───── Input

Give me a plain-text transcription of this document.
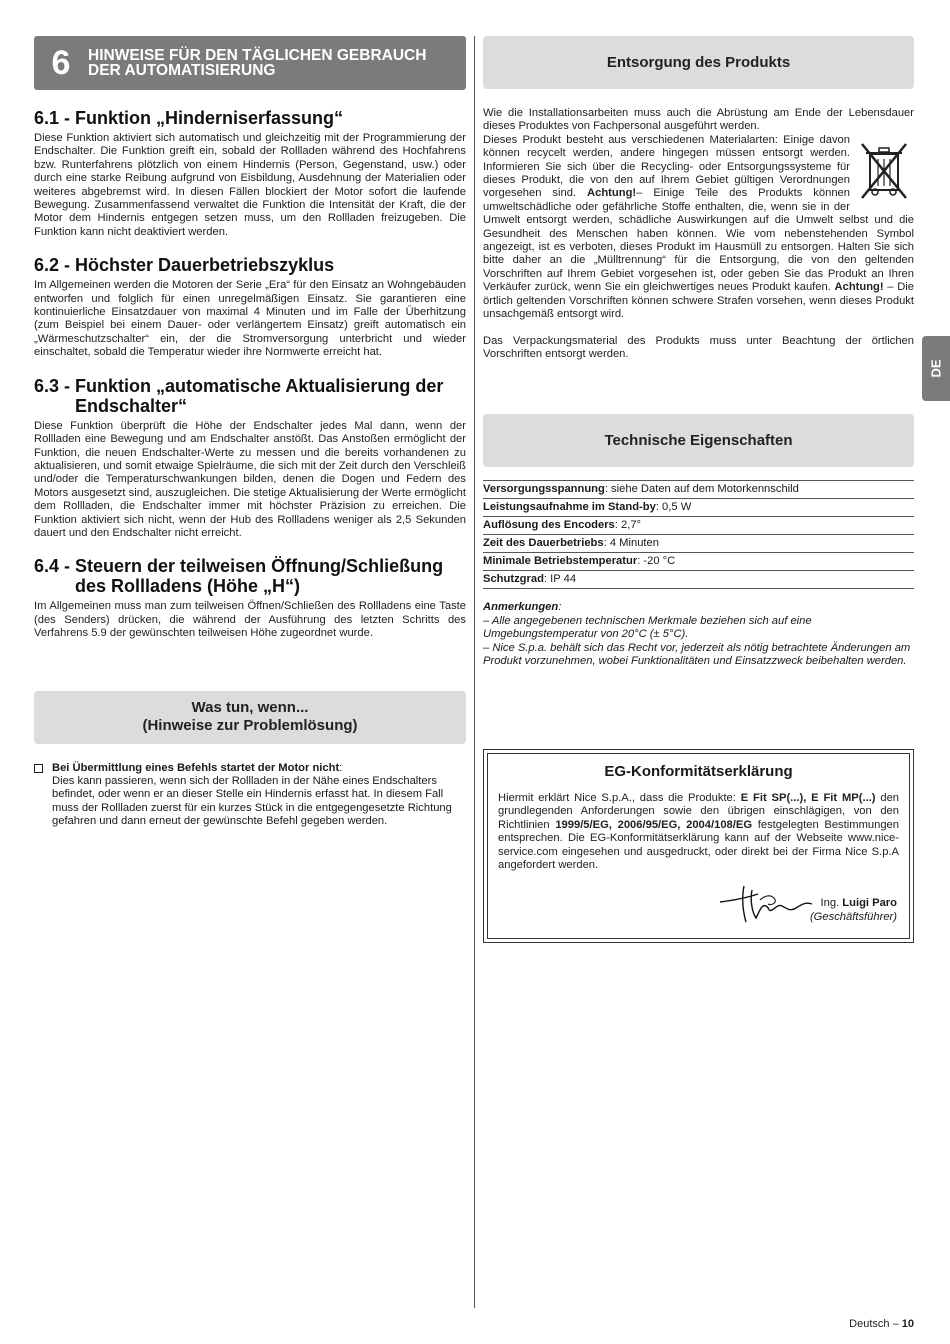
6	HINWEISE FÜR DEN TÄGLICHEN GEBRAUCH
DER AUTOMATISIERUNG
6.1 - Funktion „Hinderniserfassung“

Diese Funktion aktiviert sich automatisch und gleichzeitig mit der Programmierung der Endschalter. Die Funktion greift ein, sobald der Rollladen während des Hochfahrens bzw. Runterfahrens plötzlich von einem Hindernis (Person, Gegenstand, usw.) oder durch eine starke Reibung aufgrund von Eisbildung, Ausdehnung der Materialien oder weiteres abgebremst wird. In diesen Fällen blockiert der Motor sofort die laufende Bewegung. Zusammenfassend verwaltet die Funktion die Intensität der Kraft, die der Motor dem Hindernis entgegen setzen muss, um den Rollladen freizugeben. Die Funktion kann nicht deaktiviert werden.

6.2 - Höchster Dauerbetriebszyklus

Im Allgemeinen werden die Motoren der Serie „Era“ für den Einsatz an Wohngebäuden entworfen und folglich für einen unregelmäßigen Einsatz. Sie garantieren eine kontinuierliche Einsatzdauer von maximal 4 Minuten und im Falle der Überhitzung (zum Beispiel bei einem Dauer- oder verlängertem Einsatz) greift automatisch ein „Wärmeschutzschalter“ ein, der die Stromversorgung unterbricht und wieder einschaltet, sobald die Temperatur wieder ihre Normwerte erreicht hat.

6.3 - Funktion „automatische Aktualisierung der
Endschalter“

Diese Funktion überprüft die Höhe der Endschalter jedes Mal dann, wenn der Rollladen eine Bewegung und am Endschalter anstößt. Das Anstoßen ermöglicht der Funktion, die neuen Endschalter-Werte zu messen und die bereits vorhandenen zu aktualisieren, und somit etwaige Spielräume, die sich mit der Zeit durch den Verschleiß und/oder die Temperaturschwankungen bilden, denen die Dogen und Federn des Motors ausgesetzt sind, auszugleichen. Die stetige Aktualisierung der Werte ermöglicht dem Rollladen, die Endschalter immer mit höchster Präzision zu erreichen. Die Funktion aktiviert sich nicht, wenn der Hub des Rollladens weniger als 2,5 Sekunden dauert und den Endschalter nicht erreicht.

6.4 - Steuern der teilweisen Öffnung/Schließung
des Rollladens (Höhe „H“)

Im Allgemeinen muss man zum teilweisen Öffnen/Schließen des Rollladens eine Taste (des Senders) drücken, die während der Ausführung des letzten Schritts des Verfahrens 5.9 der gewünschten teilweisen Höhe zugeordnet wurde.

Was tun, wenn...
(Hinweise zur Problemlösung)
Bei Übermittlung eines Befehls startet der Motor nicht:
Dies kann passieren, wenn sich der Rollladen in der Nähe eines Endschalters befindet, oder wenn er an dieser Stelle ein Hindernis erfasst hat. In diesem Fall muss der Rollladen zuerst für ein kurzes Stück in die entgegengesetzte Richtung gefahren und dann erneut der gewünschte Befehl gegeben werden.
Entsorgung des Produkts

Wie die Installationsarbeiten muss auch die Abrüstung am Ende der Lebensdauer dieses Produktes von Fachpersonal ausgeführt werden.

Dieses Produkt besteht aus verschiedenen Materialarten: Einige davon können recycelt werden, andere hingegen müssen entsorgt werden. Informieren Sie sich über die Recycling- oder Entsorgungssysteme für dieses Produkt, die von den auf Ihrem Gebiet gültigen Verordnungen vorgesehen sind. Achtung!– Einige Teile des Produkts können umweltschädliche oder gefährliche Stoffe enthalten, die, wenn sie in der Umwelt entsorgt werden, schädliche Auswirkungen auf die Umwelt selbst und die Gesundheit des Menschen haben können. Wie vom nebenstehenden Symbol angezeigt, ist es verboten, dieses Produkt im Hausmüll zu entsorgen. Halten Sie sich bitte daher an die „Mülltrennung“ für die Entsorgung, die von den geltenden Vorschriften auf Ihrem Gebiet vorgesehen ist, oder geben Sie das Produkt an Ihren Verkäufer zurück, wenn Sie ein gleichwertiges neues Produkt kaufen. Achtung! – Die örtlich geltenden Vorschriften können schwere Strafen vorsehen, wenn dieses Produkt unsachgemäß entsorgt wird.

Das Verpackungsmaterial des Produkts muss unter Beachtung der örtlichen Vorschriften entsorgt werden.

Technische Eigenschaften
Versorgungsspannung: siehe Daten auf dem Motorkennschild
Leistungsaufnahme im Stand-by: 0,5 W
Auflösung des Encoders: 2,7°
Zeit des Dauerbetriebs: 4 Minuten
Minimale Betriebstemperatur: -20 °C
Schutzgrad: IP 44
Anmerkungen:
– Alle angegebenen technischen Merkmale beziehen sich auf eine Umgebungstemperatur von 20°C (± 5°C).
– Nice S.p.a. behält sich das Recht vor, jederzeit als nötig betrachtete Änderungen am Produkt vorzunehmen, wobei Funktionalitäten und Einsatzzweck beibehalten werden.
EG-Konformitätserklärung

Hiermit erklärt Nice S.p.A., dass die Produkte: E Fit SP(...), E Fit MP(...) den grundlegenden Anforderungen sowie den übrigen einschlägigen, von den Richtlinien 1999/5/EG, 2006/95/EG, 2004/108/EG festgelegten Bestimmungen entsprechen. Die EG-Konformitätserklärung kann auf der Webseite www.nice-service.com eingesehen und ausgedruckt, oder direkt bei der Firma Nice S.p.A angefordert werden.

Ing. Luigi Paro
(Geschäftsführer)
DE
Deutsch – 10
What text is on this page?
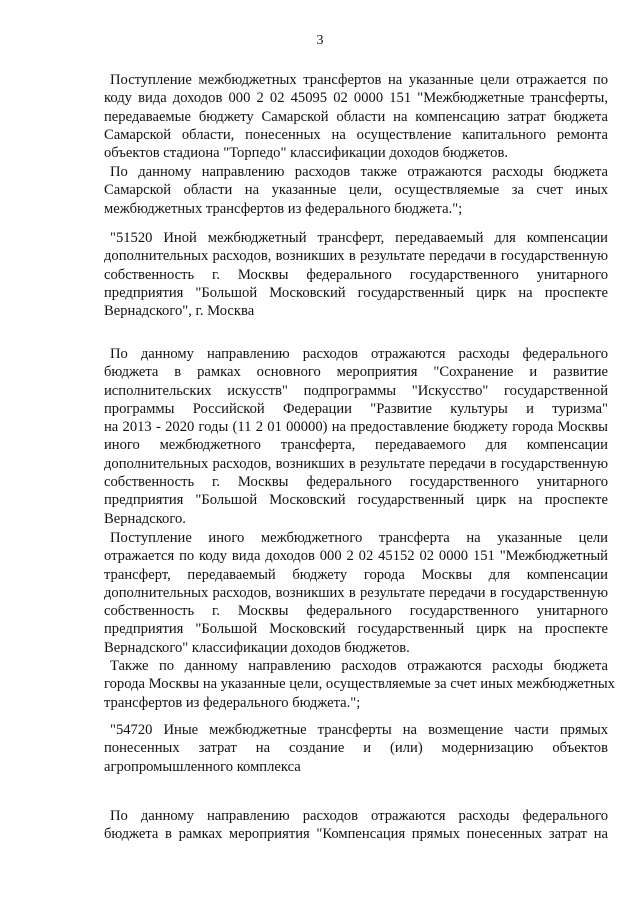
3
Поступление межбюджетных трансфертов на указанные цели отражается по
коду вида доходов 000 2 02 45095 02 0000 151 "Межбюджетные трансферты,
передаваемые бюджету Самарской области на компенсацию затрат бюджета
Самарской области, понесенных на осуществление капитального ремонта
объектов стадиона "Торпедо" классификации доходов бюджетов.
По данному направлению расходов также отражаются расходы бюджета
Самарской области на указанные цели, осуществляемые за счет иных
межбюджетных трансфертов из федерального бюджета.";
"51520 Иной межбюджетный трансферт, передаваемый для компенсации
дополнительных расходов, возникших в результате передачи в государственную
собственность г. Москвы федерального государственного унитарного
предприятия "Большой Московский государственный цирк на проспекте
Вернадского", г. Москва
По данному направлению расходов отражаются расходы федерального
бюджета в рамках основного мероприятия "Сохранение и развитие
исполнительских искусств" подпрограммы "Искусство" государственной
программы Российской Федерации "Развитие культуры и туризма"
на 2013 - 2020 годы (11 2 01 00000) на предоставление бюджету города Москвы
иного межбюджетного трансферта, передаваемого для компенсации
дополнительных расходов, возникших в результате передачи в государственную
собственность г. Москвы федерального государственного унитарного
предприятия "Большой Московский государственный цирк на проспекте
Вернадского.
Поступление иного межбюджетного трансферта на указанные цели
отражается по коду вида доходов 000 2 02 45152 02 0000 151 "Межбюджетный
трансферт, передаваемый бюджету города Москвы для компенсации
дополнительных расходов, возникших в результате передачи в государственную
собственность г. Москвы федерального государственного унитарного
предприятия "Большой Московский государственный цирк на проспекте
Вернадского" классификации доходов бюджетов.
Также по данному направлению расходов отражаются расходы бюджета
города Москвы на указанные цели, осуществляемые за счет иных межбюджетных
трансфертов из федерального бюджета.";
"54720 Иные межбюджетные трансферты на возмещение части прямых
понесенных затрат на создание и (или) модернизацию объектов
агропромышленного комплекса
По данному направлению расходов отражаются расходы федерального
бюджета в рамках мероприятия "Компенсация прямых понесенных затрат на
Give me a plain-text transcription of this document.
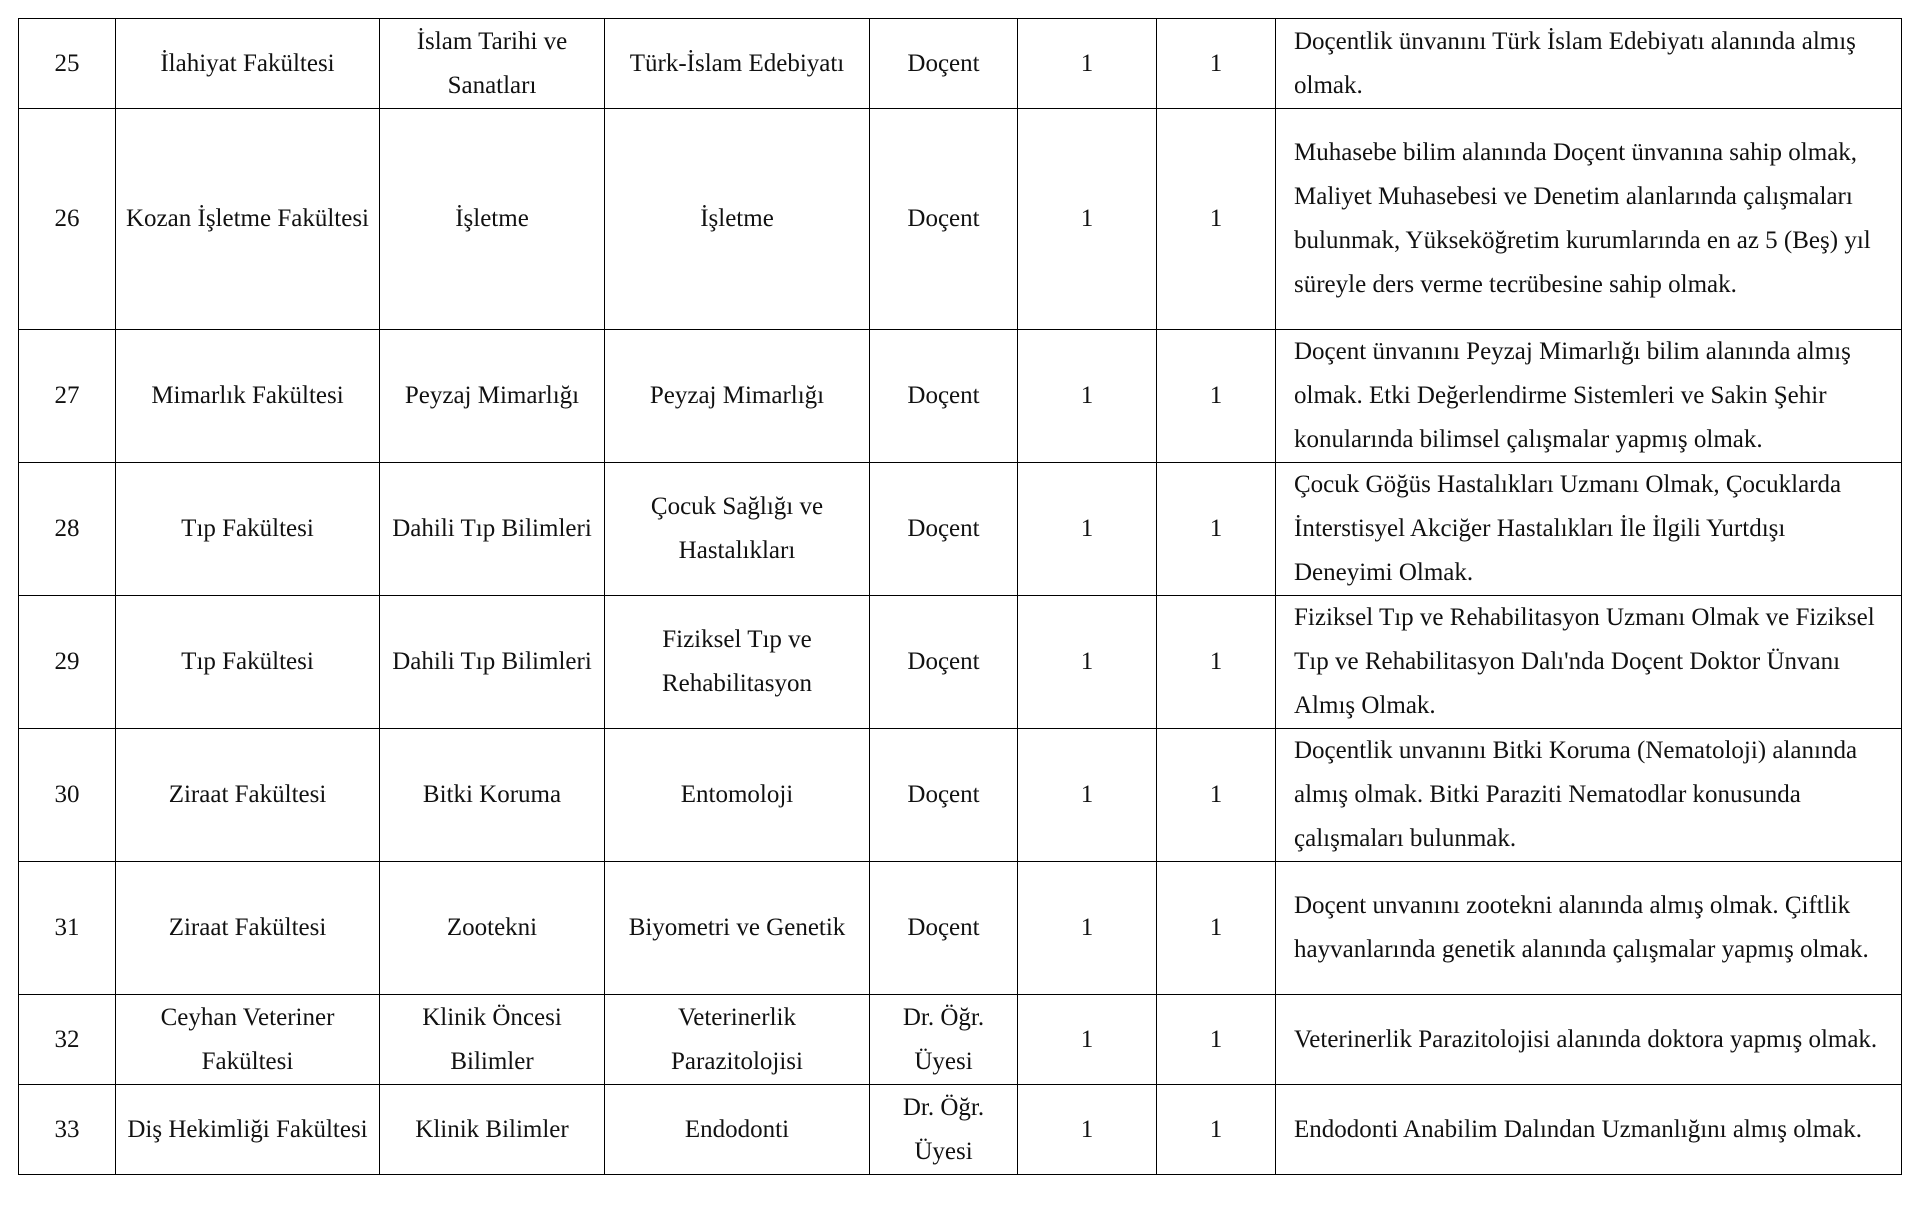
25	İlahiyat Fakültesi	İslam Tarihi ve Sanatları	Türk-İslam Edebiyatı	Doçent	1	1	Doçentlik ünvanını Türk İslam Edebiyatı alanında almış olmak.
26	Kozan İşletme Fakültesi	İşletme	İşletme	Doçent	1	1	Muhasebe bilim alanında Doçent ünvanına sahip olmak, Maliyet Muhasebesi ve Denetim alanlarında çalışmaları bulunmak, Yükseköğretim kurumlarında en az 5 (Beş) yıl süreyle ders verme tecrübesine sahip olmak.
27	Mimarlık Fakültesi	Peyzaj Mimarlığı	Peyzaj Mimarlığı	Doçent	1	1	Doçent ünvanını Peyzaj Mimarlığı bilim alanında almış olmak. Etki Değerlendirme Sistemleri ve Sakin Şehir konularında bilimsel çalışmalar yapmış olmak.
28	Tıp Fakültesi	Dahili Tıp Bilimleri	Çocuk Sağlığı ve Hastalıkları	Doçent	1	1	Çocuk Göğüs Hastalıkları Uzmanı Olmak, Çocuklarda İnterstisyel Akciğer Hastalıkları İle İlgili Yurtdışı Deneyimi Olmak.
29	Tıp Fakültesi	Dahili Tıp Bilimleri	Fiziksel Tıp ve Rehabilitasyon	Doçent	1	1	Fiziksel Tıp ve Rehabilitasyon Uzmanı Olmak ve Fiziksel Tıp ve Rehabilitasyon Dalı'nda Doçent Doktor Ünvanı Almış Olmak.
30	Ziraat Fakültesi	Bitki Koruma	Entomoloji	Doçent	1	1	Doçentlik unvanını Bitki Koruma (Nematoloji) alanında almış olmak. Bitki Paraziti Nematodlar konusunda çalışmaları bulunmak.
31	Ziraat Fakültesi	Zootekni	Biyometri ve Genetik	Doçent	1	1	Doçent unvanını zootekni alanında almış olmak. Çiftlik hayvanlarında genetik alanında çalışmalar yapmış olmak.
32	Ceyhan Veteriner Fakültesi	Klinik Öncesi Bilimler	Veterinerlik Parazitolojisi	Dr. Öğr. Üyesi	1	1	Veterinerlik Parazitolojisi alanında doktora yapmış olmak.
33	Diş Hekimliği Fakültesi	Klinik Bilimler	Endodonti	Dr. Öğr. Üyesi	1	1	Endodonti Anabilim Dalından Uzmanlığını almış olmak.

──────────

### Task to carry out
Look through the data above. Each line containing the word "бюджету" needs to be copied.

### The output
передаваемые бюджету Самарской области на компенсацию затрат бюджета
на 2013 - 2020 годы (11 2 01 00000) на предоставление бюджету города Москвы
трансферт, передаваемый бюджету города Москвы для компенсации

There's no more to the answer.